Write out the records again, exactly, leaving none out.

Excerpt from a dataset
-- start --

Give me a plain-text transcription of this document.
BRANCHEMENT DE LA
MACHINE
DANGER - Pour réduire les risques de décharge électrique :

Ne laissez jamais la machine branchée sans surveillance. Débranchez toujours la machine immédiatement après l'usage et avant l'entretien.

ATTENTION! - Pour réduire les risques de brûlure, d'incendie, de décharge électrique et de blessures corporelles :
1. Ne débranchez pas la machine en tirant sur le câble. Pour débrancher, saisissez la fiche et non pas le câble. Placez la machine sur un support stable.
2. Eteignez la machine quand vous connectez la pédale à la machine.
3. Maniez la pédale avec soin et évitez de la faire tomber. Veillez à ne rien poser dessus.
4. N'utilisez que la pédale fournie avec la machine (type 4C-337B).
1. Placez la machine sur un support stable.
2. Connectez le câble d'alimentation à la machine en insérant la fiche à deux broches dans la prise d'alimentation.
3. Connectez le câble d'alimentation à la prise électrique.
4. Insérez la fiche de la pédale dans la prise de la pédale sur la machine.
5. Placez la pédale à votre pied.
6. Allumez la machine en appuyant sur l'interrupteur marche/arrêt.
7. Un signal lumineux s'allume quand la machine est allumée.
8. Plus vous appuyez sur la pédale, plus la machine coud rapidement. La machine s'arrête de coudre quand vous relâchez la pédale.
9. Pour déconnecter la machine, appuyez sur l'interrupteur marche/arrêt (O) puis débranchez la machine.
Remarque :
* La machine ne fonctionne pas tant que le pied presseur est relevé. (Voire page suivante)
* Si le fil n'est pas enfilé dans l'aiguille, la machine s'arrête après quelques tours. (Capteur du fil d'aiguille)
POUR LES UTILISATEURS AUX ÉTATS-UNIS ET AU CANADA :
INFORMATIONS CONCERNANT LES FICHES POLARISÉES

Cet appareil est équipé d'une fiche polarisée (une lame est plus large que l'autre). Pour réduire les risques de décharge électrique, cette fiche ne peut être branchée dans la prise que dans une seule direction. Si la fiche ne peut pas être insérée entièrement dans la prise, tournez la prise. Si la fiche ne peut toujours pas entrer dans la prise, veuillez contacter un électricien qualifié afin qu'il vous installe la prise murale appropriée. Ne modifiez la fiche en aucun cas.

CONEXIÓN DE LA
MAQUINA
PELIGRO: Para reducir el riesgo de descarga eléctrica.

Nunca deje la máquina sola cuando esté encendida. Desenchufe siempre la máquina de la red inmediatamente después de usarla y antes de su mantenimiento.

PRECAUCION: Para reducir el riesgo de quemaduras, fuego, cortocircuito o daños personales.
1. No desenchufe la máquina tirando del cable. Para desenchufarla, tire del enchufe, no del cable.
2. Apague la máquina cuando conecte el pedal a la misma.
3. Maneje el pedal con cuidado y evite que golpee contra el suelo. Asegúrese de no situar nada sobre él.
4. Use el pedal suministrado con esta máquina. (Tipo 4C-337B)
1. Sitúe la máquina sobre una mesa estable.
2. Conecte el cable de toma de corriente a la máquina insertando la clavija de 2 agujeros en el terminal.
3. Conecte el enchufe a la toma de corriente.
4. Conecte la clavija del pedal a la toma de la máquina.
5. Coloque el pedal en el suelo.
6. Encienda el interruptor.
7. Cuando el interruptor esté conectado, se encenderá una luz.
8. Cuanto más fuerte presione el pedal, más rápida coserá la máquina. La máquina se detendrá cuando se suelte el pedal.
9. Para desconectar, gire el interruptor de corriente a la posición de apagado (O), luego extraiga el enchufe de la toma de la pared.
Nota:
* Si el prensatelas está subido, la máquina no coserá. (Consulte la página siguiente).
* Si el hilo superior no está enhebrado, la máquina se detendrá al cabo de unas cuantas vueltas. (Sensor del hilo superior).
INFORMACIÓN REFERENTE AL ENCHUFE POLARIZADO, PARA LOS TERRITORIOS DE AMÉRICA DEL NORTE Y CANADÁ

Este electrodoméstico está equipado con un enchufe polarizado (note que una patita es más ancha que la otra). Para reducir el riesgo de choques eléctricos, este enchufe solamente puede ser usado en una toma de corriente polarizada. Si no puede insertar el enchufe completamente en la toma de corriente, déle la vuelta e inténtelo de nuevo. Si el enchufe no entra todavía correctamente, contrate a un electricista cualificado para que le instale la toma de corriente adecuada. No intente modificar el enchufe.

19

-- end --

ANSWER TO THIS TASK ▸
Give me a plain-text transcription of this document.
BRANCHEMENT DE LA
MACHINE
DANGER - Pour réduire les risques de décharge électrique :

Ne laissez jamais la machine branchée sans surveillance. Débranchez toujours la machine immédiatement après l'usage et avant l'entretien.

ATTENTION! - Pour réduire les risques de brûlure, d'incendie, de décharge électrique et de blessures corporelles :
1. Ne débranchez pas la machine en tirant sur le câble. Pour débrancher, saisissez la fiche et non pas le câble. Placez la machine sur un support stable.
2. Eteignez la machine quand vous connectez la pédale à la machine.
3. Maniez la pédale avec soin et évitez de la faire tomber. Veillez à ne rien poser dessus.
4. N'utilisez que la pédale fournie avec la machine (type 4C-337B).
1. Placez la machine sur un support stable.
2. Connectez le câble d'alimentation à la machine en insérant la fiche à deux broches dans la prise d'alimentation.
3. Connectez le câble d'alimentation à la prise électrique.
4. Insérez la fiche de la pédale dans la prise de la pédale sur la machine.
5. Placez la pédale à votre pied.
6. Allumez la machine en appuyant sur l'interrupteur marche/arrêt.
7. Un signal lumineux s'allume quand la machine est allumée.
8. Plus vous appuyez sur la pédale, plus la machine coud rapidement. La machine s'arrête de coudre quand vous relâchez la pédale.
9. Pour déconnecter la machine, appuyez sur l'interrupteur marche/arrêt (O) puis débranchez la machine.
Remarque :
* La machine ne fonctionne pas tant que le pied presseur est relevé. (Voire page suivante)
* Si le fil n'est pas enfilé dans l'aiguille, la machine s'arrête après quelques tours. (Capteur du fil d'aiguille)
POUR LES UTILISATEURS AUX ÉTATS-UNIS ET AU CANADA :
INFORMATIONS CONCERNANT LES FICHES POLARISÉES

Cet appareil est équipé d'une fiche polarisée (une lame est plus large que l'autre). Pour réduire les risques de décharge électrique, cette fiche ne peut être branchée dans la prise que dans une seule direction. Si la fiche ne peut pas être insérée entièrement dans la prise, tournez la prise. Si la fiche ne peut toujours pas entrer dans la prise, veuillez contacter un électricien qualifié afin qu'il vous installe la prise murale appropriée. Ne modifiez la fiche en aucun cas.

CONEXIÓN DE LA
MAQUINA
PELIGRO: Para reducir el riesgo de descarga eléctrica.

Nunca deje la máquina sola cuando esté encendida. Desenchufe siempre la máquina de la red inmediatamente después de usarla y antes de su mantenimiento.

PRECAUCION: Para reducir el riesgo de quemaduras, fuego, cortocircuito o daños personales.
1. No desenchufe la máquina tirando del cable. Para desenchufarla, tire del enchufe, no del cable.
2. Apague la máquina cuando conecte el pedal a la misma.
3. Maneje el pedal con cuidado y evite que golpee contra el suelo. Asegúrese de no situar nada sobre él.
4. Use el pedal suministrado con esta máquina. (Tipo 4C-337B)
1. Sitúe la máquina sobre una mesa estable.
2. Conecte el cable de toma de corriente a la máquina insertando la clavija de 2 agujeros en el terminal.
3. Conecte el enchufe a la toma de corriente.
4. Conecte la clavija del pedal a la toma de la máquina.
5. Coloque el pedal en el suelo.
6. Encienda el interruptor.
7. Cuando el interruptor esté conectado, se encenderá una luz.
8. Cuanto más fuerte presione el pedal, más rápida coserá la máquina. La máquina se detendrá cuando se suelte el pedal.
9. Para desconectar, gire el interruptor de corriente a la posición de apagado (O), luego extraiga el enchufe de la toma de la pared.
Nota:
* Si el prensatelas está subido, la máquina no coserá. (Consulte la página siguiente).
* Si el hilo superior no está enhebrado, la máquina se detendrá al cabo de unas cuantas vueltas. (Sensor del hilo superior).
INFORMACIÓN REFERENTE AL ENCHUFE POLARIZADO, PARA LOS TERRITORIOS DE AMÉRICA DEL NORTE Y CANADÁ

Este electrodoméstico está equipado con un enchufe polarizado (note que una patita es más ancha que la otra). Para reducir el riesgo de choques eléctricos, este enchufe solamente puede ser usado en una toma de corriente polarizada. Si no puede insertar el enchufe completamente en la toma de corriente, déle la vuelta e inténtelo de nuevo. Si el enchufe no entra todavía correctamente, contrate a un electricista cualificado para que le instale la toma de corriente adecuada. No intente modificar el enchufe.

19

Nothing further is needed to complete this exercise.